Stored items:
-=-=-=-=-

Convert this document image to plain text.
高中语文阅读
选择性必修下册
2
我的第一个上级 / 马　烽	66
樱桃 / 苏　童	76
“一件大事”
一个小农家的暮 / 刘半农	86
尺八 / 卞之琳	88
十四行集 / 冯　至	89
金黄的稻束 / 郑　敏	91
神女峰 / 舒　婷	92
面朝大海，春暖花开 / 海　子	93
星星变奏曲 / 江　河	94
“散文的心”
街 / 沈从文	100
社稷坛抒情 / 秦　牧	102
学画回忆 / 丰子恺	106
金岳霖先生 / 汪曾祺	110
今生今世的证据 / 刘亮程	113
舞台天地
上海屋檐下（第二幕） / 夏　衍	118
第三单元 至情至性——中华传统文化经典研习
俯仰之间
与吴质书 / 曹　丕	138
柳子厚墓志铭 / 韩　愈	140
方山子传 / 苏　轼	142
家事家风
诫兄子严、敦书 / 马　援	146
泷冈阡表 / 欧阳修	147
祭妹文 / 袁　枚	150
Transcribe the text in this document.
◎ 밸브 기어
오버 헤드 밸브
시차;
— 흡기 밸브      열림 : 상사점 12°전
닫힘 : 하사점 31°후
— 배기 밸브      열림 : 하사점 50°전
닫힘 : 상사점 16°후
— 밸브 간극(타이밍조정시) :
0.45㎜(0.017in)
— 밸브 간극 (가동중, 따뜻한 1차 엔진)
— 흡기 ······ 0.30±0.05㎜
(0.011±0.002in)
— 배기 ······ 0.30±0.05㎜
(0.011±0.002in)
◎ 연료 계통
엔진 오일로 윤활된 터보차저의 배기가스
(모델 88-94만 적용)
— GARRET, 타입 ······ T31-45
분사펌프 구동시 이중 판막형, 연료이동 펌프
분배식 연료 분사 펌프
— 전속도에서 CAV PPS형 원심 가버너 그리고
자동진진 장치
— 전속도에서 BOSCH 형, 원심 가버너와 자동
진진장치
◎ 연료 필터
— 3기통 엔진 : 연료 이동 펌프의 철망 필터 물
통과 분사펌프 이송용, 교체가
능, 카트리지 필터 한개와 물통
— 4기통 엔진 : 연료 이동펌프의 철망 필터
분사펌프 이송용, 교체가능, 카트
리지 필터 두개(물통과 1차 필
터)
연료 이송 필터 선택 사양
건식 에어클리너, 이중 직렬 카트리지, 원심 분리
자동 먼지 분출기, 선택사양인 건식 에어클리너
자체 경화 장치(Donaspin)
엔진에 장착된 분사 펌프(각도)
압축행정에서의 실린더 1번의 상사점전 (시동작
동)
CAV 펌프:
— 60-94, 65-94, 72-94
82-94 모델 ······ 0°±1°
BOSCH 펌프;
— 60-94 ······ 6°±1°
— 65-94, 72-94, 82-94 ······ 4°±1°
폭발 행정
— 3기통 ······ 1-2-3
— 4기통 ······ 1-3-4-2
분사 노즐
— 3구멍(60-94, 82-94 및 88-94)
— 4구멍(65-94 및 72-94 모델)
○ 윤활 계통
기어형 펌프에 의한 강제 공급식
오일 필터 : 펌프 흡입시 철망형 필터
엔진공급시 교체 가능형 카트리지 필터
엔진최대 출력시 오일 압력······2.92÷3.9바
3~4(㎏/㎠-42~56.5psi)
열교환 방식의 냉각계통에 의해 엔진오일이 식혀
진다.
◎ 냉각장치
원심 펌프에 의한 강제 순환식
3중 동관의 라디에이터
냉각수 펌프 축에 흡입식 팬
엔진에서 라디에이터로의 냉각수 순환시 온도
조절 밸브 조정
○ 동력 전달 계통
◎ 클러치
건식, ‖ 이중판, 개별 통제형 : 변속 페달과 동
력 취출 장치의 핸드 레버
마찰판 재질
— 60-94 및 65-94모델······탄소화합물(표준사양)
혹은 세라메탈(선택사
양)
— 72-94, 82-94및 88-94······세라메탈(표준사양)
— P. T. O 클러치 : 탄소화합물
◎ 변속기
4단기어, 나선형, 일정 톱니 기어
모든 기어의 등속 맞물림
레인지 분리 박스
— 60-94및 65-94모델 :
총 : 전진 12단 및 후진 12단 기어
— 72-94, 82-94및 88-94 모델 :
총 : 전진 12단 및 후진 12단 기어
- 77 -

-=-=-=-=-

From the preceding material, extract every line exactly.

Result of the task –
Convert this document image to plain text.
高中语文阅读
选择性必修下册
2
我的第一个上级 / 马　烽	66
樱桃 / 苏　童	76
“一件大事”
一个小农家的暮 / 刘半农	86
尺八 / 卞之琳	88
十四行集 / 冯　至	89
金黄的稻束 / 郑　敏	91
神女峰 / 舒　婷	92
面朝大海，春暖花开 / 海　子	93
星星变奏曲 / 江　河	94
“散文的心”
街 / 沈从文	100
社稷坛抒情 / 秦　牧	102
学画回忆 / 丰子恺	106
金岳霖先生 / 汪曾祺	110
今生今世的证据 / 刘亮程	113
舞台天地
上海屋檐下（第二幕） / 夏　衍	118
第三单元 至情至性——中华传统文化经典研习
俯仰之间
与吴质书 / 曹　丕	138
柳子厚墓志铭 / 韩　愈	140
方山子传 / 苏　轼	142
家事家风
诫兄子严、敦书 / 马　援	146
泷冈阡表 / 欧阳修	147
祭妹文 / 袁　枚	150
Transcribe the text in this document.
◎ 밸브 기어
오버 헤드 밸브
시차;
— 흡기 밸브      열림 : 상사점 12°전
닫힘 : 하사점 31°후
— 배기 밸브      열림 : 하사점 50°전
닫힘 : 상사점 16°후
— 밸브 간극(타이밍조정시) :
0.45㎜(0.017in)
— 밸브 간극 (가동중, 따뜻한 1차 엔진)
— 흡기 ······ 0.30±0.05㎜
(0.011±0.002in)
— 배기 ······ 0.30±0.05㎜
(0.011±0.002in)
◎ 연료 계통
엔진 오일로 윤활된 터보차저의 배기가스
(모델 88-94만 적용)
— GARRET, 타입 ······ T31-45
분사펌프 구동시 이중 판막형, 연료이동 펌프
분배식 연료 분사 펌프
— 전속도에서 CAV PPS형 원심 가버너 그리고
자동진진 장치
— 전속도에서 BOSCH 형, 원심 가버너와 자동
진진장치
◎ 연료 필터
— 3기통 엔진 : 연료 이동 펌프의 철망 필터 물
통과 분사펌프 이송용, 교체가
능, 카트리지 필터 한개와 물통
— 4기통 엔진 : 연료 이동펌프의 철망 필터
분사펌프 이송용, 교체가능, 카트
리지 필터 두개(물통과 1차 필
터)
연료 이송 필터 선택 사양
건식 에어클리너, 이중 직렬 카트리지, 원심 분리
자동 먼지 분출기, 선택사양인 건식 에어클리너
자체 경화 장치(Donaspin)
엔진에 장착된 분사 펌프(각도)
압축행정에서의 실린더 1번의 상사점전 (시동작
동)
CAV 펌프:
— 60-94, 65-94, 72-94
82-94 모델 ······ 0°±1°
BOSCH 펌프;
— 60-94 ······ 6°±1°
— 65-94, 72-94, 82-94 ······ 4°±1°
폭발 행정
— 3기통 ······ 1-2-3
— 4기통 ······ 1-3-4-2
분사 노즐
— 3구멍(60-94, 82-94 및 88-94)
— 4구멍(65-94 및 72-94 모델)
○ 윤활 계통
기어형 펌프에 의한 강제 공급식
오일 필터 : 펌프 흡입시 철망형 필터
엔진공급시 교체 가능형 카트리지 필터
엔진최대 출력시 오일 압력······2.92÷3.9바
3~4(㎏/㎠-42~56.5psi)
열교환 방식의 냉각계통에 의해 엔진오일이 식혀
진다.
◎ 냉각장치
원심 펌프에 의한 강제 순환식
3중 동관의 라디에이터
냉각수 펌프 축에 흡입식 팬
엔진에서 라디에이터로의 냉각수 순환시 온도
조절 밸브 조정
○ 동력 전달 계통
◎ 클러치
건식, ‖ 이중판, 개별 통제형 : 변속 페달과 동
력 취출 장치의 핸드 레버
마찰판 재질
— 60-94 및 65-94모델······탄소화합물(표준사양)
혹은 세라메탈(선택사
양)
— 72-94, 82-94및 88-94······세라메탈(표준사양)
— P. T. O 클러치 : 탄소화합물
◎ 변속기
4단기어, 나선형, 일정 톱니 기어
모든 기어의 등속 맞물림
레인지 분리 박스
— 60-94및 65-94모델 :
총 : 전진 12단 및 후진 12단 기어
— 72-94, 82-94및 88-94 모델 :
총 : 전진 12단 및 후진 12단 기어
- 77 -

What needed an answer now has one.